What is expected: The records below are to be quoted in full; please keep every word exact.

Stored items from a collection:
(begin)

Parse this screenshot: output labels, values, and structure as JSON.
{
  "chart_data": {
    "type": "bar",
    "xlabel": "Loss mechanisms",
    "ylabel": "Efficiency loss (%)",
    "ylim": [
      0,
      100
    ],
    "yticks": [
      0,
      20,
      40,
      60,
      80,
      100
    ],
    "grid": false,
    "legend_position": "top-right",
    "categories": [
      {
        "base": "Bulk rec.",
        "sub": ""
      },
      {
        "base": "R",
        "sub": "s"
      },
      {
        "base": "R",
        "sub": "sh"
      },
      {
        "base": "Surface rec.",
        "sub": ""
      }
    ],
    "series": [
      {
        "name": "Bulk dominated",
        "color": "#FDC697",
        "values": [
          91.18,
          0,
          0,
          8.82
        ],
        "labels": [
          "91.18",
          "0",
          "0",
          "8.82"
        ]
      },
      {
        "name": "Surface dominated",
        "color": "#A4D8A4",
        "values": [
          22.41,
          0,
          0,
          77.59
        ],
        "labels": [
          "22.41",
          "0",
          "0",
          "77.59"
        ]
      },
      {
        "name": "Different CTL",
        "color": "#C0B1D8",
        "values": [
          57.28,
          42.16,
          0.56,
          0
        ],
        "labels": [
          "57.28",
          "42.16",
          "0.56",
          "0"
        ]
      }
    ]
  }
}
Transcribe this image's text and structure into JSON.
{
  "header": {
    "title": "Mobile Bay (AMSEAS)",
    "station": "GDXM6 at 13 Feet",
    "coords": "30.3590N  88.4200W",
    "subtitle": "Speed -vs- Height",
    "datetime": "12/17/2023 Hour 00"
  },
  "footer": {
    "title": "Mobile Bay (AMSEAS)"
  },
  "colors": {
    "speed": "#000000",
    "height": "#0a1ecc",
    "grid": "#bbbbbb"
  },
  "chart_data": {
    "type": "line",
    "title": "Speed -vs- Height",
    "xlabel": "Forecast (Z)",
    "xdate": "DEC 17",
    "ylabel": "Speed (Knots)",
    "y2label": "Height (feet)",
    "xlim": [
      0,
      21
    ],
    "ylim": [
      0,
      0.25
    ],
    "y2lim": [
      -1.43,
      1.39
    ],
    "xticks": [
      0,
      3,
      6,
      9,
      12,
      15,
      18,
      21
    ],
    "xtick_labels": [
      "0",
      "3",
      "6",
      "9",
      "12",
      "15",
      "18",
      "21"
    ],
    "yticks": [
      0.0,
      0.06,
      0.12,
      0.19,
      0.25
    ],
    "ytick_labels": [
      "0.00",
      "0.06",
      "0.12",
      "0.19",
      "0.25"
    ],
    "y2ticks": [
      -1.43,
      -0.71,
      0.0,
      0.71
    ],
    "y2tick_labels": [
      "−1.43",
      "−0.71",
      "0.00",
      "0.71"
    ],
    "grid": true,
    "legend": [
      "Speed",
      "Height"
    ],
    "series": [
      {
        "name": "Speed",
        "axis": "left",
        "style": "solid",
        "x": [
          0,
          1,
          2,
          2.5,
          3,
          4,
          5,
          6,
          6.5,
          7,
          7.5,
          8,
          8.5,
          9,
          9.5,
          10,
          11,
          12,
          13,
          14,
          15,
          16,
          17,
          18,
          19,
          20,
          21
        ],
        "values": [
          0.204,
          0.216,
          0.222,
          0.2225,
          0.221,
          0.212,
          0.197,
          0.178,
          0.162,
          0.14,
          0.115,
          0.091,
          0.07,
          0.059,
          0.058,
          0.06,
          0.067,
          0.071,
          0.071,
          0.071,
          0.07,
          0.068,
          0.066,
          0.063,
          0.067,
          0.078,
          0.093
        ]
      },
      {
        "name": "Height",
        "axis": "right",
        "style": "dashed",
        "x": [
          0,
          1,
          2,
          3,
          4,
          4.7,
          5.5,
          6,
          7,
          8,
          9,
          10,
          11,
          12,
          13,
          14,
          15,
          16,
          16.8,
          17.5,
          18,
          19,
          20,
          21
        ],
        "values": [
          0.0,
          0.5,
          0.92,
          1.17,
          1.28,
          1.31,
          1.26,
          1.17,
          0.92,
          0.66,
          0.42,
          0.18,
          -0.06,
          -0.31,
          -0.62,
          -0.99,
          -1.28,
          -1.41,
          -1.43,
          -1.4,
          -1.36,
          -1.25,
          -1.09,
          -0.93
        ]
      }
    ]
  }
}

(end)

Problem solution:
Parse this screenshot: output labels, values, and structure as JSON.
{
  "chart_data": {
    "type": "bar",
    "xlabel": "Loss mechanisms",
    "ylabel": "Efficiency loss (%)",
    "ylim": [
      0,
      100
    ],
    "yticks": [
      0,
      20,
      40,
      60,
      80,
      100
    ],
    "grid": false,
    "legend_position": "top-right",
    "categories": [
      {
        "base": "Bulk rec.",
        "sub": ""
      },
      {
        "base": "R",
        "sub": "s"
      },
      {
        "base": "R",
        "sub": "sh"
      },
      {
        "base": "Surface rec.",
        "sub": ""
      }
    ],
    "series": [
      {
        "name": "Bulk dominated",
        "color": "#FDC697",
        "values": [
          91.18,
          0,
          0,
          8.82
        ],
        "labels": [
          "91.18",
          "0",
          "0",
          "8.82"
        ]
      },
      {
        "name": "Surface dominated",
        "color": "#A4D8A4",
        "values": [
          22.41,
          0,
          0,
          77.59
        ],
        "labels": [
          "22.41",
          "0",
          "0",
          "77.59"
        ]
      },
      {
        "name": "Different CTL",
        "color": "#C0B1D8",
        "values": [
          57.28,
          42.16,
          0.56,
          0
        ],
        "labels": [
          "57.28",
          "42.16",
          "0.56",
          "0"
        ]
      }
    ]
  }
}
Transcribe this image's text and structure into JSON.
{
  "header": {
    "title": "Mobile Bay (AMSEAS)",
    "station": "GDXM6 at 13 Feet",
    "coords": "30.3590N  88.4200W",
    "subtitle": "Speed -vs- Height",
    "datetime": "12/17/2023 Hour 00"
  },
  "footer": {
    "title": "Mobile Bay (AMSEAS)"
  },
  "colors": {
    "speed": "#000000",
    "height": "#0a1ecc",
    "grid": "#bbbbbb"
  },
  "chart_data": {
    "type": "line",
    "title": "Speed -vs- Height",
    "xlabel": "Forecast (Z)",
    "xdate": "DEC 17",
    "ylabel": "Speed (Knots)",
    "y2label": "Height (feet)",
    "xlim": [
      0,
      21
    ],
    "ylim": [
      0,
      0.25
    ],
    "y2lim": [
      -1.43,
      1.39
    ],
    "xticks": [
      0,
      3,
      6,
      9,
      12,
      15,
      18,
      21
    ],
    "xtick_labels": [
      "0",
      "3",
      "6",
      "9",
      "12",
      "15",
      "18",
      "21"
    ],
    "yticks": [
      0.0,
      0.06,
      0.12,
      0.19,
      0.25
    ],
    "ytick_labels": [
      "0.00",
      "0.06",
      "0.12",
      "0.19",
      "0.25"
    ],
    "y2ticks": [
      -1.43,
      -0.71,
      0.0,
      0.71
    ],
    "y2tick_labels": [
      "−1.43",
      "−0.71",
      "0.00",
      "0.71"
    ],
    "grid": true,
    "legend": [
      "Speed",
      "Height"
    ],
    "series": [
      {
        "name": "Speed",
        "axis": "left",
        "style": "solid",
        "x": [
          0,
          1,
          2,
          2.5,
          3,
          4,
          5,
          6,
          6.5,
          7,
          7.5,
          8,
          8.5,
          9,
          9.5,
          10,
          11,
          12,
          13,
          14,
          15,
          16,
          17,
          18,
          19,
          20,
          21
        ],
        "values": [
          0.204,
          0.216,
          0.222,
          0.2225,
          0.221,
          0.212,
          0.197,
          0.178,
          0.162,
          0.14,
          0.115,
          0.091,
          0.07,
          0.059,
          0.058,
          0.06,
          0.067,
          0.071,
          0.071,
          0.071,
          0.07,
          0.068,
          0.066,
          0.063,
          0.067,
          0.078,
          0.093
        ]
      },
      {
        "name": "Height",
        "axis": "right",
        "style": "dashed",
        "x": [
          0,
          1,
          2,
          3,
          4,
          4.7,
          5.5,
          6,
          7,
          8,
          9,
          10,
          11,
          12,
          13,
          14,
          15,
          16,
          16.8,
          17.5,
          18,
          19,
          20,
          21
        ],
        "values": [
          0.0,
          0.5,
          0.92,
          1.17,
          1.28,
          1.31,
          1.26,
          1.17,
          0.92,
          0.66,
          0.42,
          0.18,
          -0.06,
          -0.31,
          -0.62,
          -0.99,
          -1.28,
          -1.41,
          -1.43,
          -1.4,
          -1.36,
          -1.25,
          -1.09,
          -0.93
        ]
      }
    ]
  }
}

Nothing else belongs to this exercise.